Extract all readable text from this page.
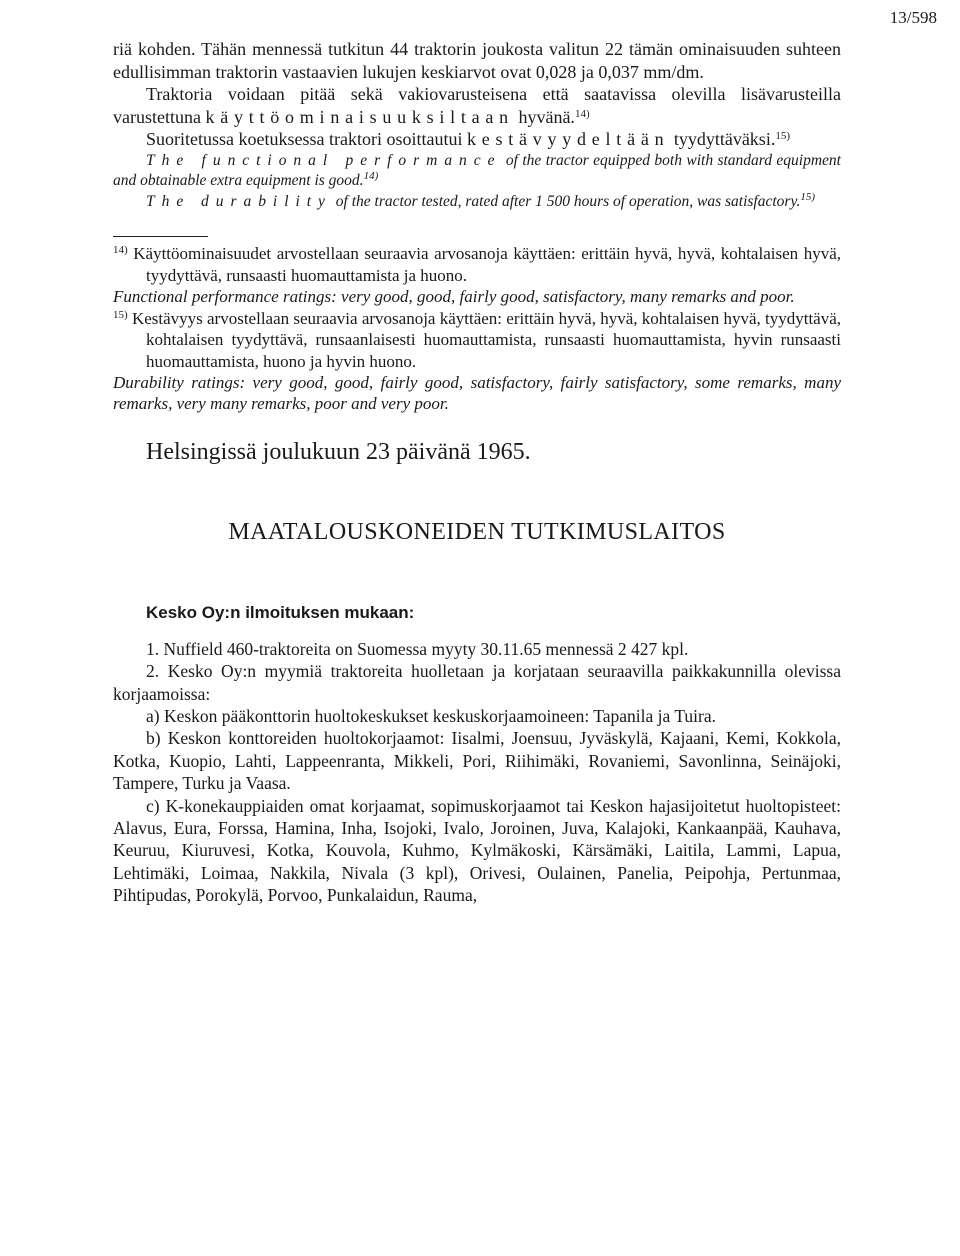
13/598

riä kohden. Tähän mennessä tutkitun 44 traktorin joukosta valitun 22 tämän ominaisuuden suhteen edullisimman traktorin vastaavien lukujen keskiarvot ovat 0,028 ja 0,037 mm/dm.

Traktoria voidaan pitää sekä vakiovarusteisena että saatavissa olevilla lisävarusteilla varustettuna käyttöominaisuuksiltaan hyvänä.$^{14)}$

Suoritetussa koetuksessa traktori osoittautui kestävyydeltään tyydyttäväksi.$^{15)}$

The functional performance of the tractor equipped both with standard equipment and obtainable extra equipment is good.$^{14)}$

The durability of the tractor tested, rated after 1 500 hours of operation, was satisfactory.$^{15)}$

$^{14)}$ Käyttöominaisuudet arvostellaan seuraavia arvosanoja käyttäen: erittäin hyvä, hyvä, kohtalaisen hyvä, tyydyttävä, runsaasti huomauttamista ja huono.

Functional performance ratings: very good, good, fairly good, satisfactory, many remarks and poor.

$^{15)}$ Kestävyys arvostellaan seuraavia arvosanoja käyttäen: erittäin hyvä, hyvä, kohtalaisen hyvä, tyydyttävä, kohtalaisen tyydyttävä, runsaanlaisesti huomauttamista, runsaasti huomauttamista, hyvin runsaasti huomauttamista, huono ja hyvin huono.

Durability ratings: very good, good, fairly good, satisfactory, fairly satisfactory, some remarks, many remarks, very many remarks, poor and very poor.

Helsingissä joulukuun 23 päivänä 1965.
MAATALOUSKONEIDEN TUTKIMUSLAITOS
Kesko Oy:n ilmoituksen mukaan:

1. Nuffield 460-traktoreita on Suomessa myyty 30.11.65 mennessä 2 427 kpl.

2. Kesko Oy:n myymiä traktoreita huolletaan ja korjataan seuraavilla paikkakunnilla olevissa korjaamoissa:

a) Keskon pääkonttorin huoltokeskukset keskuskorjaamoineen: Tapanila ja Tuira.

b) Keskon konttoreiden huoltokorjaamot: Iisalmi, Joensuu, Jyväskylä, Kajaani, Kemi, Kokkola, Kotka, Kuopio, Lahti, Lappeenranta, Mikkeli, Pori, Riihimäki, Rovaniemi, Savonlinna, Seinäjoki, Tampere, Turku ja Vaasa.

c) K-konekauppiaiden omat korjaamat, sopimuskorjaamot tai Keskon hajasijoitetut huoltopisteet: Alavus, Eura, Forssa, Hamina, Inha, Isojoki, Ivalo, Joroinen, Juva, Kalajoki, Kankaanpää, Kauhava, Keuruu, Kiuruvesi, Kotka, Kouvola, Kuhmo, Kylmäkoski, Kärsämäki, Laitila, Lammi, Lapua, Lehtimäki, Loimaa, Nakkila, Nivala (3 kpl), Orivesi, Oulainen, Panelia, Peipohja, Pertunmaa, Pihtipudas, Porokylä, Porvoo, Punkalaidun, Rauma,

================================

## Do this
Pictures stay out; repeat all the rest of the records exactly.

## Result of this exercise
Extract all readable text from this page.
13/598

riä kohden. Tähän mennessä tutkitun 44 traktorin joukosta valitun 22 tämän ominaisuuden suhteen edullisimman traktorin vastaavien lukujen keskiarvot ovat 0,028 ja 0,037 mm/dm.

Traktoria voidaan pitää sekä vakiovarusteisena että saatavissa olevilla lisävarusteilla varustettuna käyttöominaisuuksiltaan hyvänä.$^{14)}$

Suoritetussa koetuksessa traktori osoittautui kestävyydeltään tyydyttäväksi.$^{15)}$

The functional performance of the tractor equipped both with standard equipment and obtainable extra equipment is good.$^{14)}$

The durability of the tractor tested, rated after 1 500 hours of operation, was satisfactory.$^{15)}$

$^{14)}$ Käyttöominaisuudet arvostellaan seuraavia arvosanoja käyttäen: erittäin hyvä, hyvä, kohtalaisen hyvä, tyydyttävä, runsaasti huomauttamista ja huono.

Functional performance ratings: very good, good, fairly good, satisfactory, many remarks and poor.

$^{15)}$ Kestävyys arvostellaan seuraavia arvosanoja käyttäen: erittäin hyvä, hyvä, kohtalaisen hyvä, tyydyttävä, kohtalaisen tyydyttävä, runsaanlaisesti huomauttamista, runsaasti huomauttamista, hyvin runsaasti huomauttamista, huono ja hyvin huono.

Durability ratings: very good, good, fairly good, satisfactory, fairly satisfactory, some remarks, many remarks, very many remarks, poor and very poor.

Helsingissä joulukuun 23 päivänä 1965.
MAATALOUSKONEIDEN TUTKIMUSLAITOS
Kesko Oy:n ilmoituksen mukaan:

1. Nuffield 460-traktoreita on Suomessa myyty 30.11.65 mennessä 2 427 kpl.

2. Kesko Oy:n myymiä traktoreita huolletaan ja korjataan seuraavilla paikkakunnilla olevissa korjaamoissa:

a) Keskon pääkonttorin huoltokeskukset keskuskorjaamoineen: Tapanila ja Tuira.

b) Keskon konttoreiden huoltokorjaamot: Iisalmi, Joensuu, Jyväskylä, Kajaani, Kemi, Kokkola, Kotka, Kuopio, Lahti, Lappeenranta, Mikkeli, Pori, Riihimäki, Rovaniemi, Savonlinna, Seinäjoki, Tampere, Turku ja Vaasa.

c) K-konekauppiaiden omat korjaamat, sopimuskorjaamot tai Keskon hajasijoitetut huoltopisteet: Alavus, Eura, Forssa, Hamina, Inha, Isojoki, Ivalo, Joroinen, Juva, Kalajoki, Kankaanpää, Kauhava, Keuruu, Kiuruvesi, Kotka, Kouvola, Kuhmo, Kylmäkoski, Kärsämäki, Laitila, Lammi, Lapua, Lehtimäki, Loimaa, Nakkila, Nivala (3 kpl), Orivesi, Oulainen, Panelia, Peipohja, Pertunmaa, Pihtipudas, Porokylä, Porvoo, Punkalaidun, Rauma,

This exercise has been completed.